▶ [Stated goal]:
Write the material out again in full, word for word. Do not include the pictures.

▶ [Data entries]:
..........

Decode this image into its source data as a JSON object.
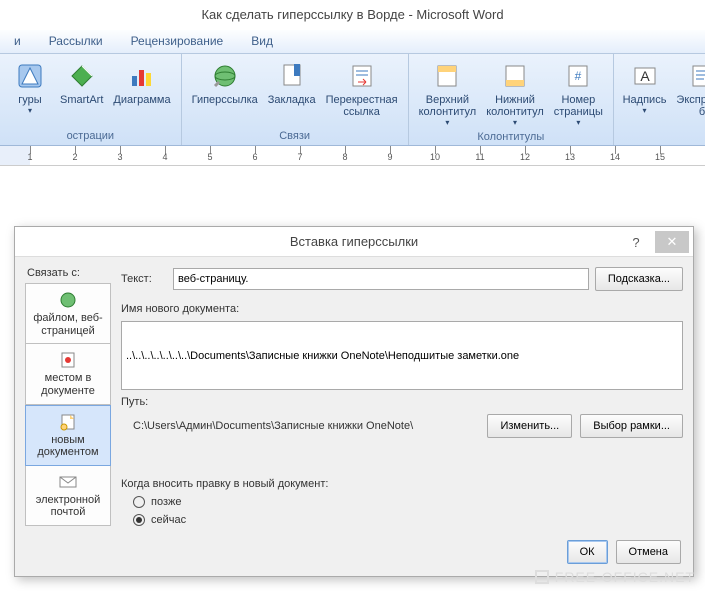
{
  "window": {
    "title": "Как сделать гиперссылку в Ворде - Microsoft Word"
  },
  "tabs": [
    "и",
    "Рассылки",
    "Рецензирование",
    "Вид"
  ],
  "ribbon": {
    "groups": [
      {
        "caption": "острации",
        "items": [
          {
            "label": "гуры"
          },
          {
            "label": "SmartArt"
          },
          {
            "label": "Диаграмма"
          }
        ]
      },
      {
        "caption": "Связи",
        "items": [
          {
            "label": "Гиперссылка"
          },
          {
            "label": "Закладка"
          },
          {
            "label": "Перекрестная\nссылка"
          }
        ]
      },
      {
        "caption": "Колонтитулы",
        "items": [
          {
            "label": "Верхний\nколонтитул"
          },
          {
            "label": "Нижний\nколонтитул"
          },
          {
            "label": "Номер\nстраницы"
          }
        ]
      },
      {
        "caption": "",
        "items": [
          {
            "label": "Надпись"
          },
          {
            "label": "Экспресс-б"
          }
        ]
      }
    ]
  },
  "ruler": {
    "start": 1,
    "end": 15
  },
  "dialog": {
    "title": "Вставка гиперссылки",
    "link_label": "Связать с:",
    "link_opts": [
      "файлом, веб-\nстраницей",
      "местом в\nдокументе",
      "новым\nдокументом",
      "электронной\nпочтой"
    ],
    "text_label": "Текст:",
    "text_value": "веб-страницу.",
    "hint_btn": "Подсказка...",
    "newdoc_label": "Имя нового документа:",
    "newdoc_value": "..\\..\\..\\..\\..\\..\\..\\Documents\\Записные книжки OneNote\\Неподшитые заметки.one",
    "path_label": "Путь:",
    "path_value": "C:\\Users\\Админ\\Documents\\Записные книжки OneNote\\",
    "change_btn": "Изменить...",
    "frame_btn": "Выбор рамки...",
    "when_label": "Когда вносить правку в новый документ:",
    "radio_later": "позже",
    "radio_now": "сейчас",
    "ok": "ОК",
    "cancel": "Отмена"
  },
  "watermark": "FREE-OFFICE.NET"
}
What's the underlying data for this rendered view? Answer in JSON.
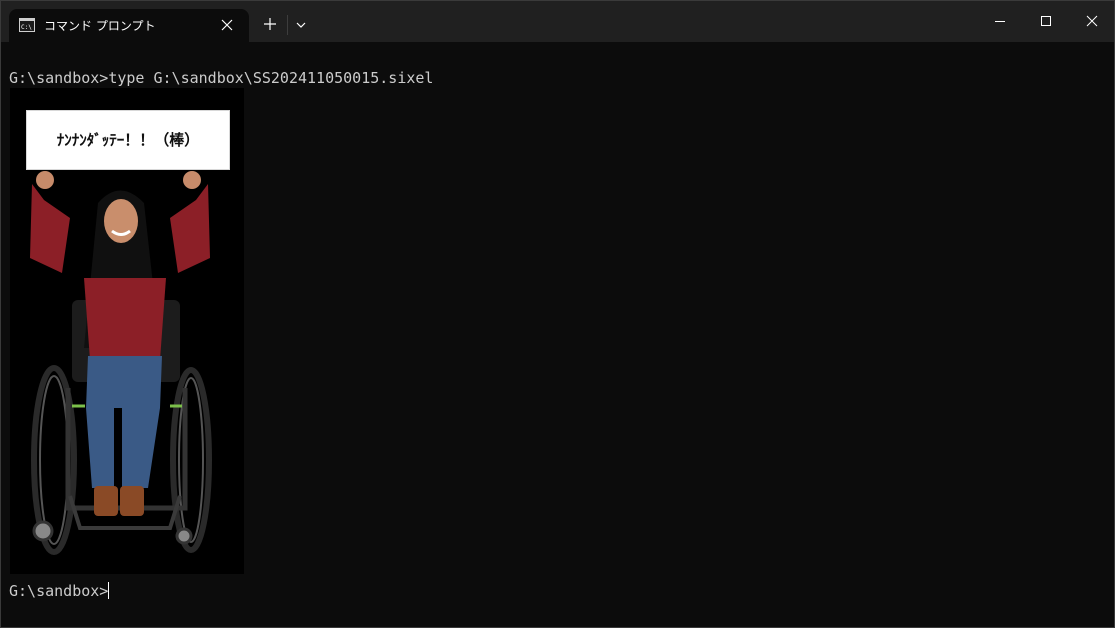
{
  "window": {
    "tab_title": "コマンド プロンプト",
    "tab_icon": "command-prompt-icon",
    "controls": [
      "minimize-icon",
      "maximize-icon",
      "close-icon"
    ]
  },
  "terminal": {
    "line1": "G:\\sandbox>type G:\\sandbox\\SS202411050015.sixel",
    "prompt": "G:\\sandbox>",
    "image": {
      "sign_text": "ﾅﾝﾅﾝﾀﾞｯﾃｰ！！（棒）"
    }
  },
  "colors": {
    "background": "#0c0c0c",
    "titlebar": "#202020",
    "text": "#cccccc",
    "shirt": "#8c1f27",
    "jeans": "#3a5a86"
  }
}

..........

▶ [The result]:
Decode this image into its source data as a JSON object.
{
  "window": {
    "title": "Как сделать гиперссылку в Ворде - Microsoft Word"
  },
  "tabs": [
    "и",
    "Рассылки",
    "Рецензирование",
    "Вид"
  ],
  "ribbon": {
    "groups": [
      {
        "caption": "острации",
        "items": [
          {
            "label": "гуры"
          },
          {
            "label": "SmartArt"
          },
          {
            "label": "Диаграмма"
          }
        ]
      },
      {
        "caption": "Связи",
        "items": [
          {
            "label": "Гиперссылка"
          },
          {
            "label": "Закладка"
          },
          {
            "label": "Перекрестная\nссылка"
          }
        ]
      },
      {
        "caption": "Колонтитулы",
        "items": [
          {
            "label": "Верхний\nколонтитул"
          },
          {
            "label": "Нижний\nколонтитул"
          },
          {
            "label": "Номер\nстраницы"
          }
        ]
      },
      {
        "caption": "",
        "items": [
          {
            "label": "Надпись"
          },
          {
            "label": "Экспресс-б"
          }
        ]
      }
    ]
  },
  "ruler": {
    "start": 1,
    "end": 15
  },
  "dialog": {
    "title": "Вставка гиперссылки",
    "link_label": "Связать с:",
    "link_opts": [
      "файлом, веб-\nстраницей",
      "местом в\nдокументе",
      "новым\nдокументом",
      "электронной\nпочтой"
    ],
    "text_label": "Текст:",
    "text_value": "веб-страницу.",
    "hint_btn": "Подсказка...",
    "newdoc_label": "Имя нового документа:",
    "newdoc_value": "..\\..\\..\\..\\..\\..\\..\\Documents\\Записные книжки OneNote\\Неподшитые заметки.one",
    "path_label": "Путь:",
    "path_value": "C:\\Users\\Админ\\Documents\\Записные книжки OneNote\\",
    "change_btn": "Изменить...",
    "frame_btn": "Выбор рамки...",
    "when_label": "Когда вносить правку в новый документ:",
    "radio_later": "позже",
    "radio_now": "сейчас",
    "ok": "ОК",
    "cancel": "Отмена"
  },
  "watermark": "FREE-OFFICE.NET"
}
What's the underlying data for this rendered view? Answer in JSON.
{
  "window": {
    "tab_title": "コマンド プロンプト",
    "tab_icon": "command-prompt-icon",
    "controls": [
      "minimize-icon",
      "maximize-icon",
      "close-icon"
    ]
  },
  "terminal": {
    "line1": "G:\\sandbox>type G:\\sandbox\\SS202411050015.sixel",
    "prompt": "G:\\sandbox>",
    "image": {
      "sign_text": "ﾅﾝﾅﾝﾀﾞｯﾃｰ！！（棒）"
    }
  },
  "colors": {
    "background": "#0c0c0c",
    "titlebar": "#202020",
    "text": "#cccccc",
    "shirt": "#8c1f27",
    "jeans": "#3a5a86"
  }
}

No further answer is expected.